[Raw data]:
__________________________________________________
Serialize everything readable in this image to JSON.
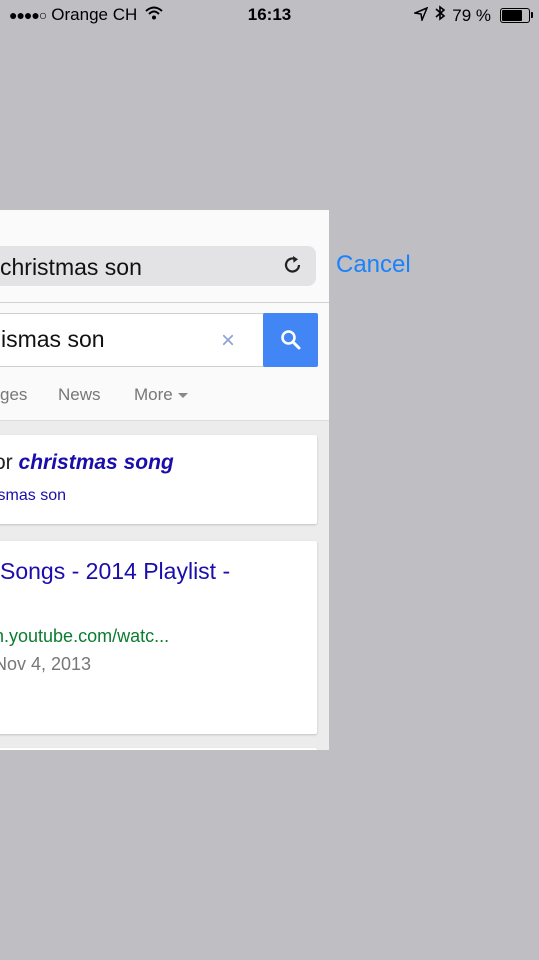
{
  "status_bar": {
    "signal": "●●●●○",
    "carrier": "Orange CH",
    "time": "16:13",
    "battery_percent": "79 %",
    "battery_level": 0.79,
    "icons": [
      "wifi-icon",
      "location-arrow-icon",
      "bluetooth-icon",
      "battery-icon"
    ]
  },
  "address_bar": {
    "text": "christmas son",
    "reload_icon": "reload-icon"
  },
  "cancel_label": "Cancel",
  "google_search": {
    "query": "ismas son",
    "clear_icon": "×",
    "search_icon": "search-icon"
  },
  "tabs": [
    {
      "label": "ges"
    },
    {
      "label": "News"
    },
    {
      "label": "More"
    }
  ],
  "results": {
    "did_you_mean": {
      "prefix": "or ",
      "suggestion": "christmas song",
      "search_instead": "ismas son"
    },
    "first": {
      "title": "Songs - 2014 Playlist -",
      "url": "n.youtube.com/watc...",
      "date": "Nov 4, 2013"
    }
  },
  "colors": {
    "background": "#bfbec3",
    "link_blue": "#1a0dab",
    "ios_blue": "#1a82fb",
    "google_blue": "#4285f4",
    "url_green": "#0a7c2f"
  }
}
__________________________________________________
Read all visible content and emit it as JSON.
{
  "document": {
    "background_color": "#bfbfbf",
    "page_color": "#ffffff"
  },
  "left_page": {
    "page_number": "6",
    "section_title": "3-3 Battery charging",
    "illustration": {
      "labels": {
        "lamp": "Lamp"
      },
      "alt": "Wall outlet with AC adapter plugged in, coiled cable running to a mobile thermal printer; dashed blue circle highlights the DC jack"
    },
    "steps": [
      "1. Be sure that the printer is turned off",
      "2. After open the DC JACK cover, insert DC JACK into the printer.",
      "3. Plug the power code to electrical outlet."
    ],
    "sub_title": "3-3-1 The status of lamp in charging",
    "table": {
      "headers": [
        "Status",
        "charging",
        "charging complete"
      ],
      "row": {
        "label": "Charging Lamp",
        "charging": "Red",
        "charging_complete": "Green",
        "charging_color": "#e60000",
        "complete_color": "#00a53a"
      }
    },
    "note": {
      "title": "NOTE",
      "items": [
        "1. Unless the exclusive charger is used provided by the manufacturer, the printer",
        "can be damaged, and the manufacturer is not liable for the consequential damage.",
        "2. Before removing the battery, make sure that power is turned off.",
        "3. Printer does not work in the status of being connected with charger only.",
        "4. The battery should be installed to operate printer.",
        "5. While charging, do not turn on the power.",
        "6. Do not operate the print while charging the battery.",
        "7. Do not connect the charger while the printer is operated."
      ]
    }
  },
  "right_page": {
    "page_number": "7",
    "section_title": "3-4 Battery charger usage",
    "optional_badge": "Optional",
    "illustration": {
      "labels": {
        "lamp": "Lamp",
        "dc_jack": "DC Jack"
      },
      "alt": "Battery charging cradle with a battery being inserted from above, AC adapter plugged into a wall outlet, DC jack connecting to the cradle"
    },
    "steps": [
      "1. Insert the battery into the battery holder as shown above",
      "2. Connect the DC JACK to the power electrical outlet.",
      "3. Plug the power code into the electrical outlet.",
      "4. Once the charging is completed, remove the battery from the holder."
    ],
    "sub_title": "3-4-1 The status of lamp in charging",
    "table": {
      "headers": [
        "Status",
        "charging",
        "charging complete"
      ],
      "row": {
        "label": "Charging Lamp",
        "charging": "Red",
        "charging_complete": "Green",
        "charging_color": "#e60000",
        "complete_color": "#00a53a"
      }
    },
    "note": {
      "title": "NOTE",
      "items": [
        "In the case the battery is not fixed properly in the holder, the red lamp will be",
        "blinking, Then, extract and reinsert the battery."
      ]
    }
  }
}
__________________________________________________
[Requirement]: Using the records given above, list every line that includes the word "adapter".

[Result]:
      "alt": "Wall outlet with AC adapter plugged in, coiled cable running to a mobile thermal printer; dashed blue circle highlights the DC jack"
      "alt": "Battery charging cradle with a battery being inserted from above, AC adapter plugged into a wall outlet, DC jack connecting to the cradle"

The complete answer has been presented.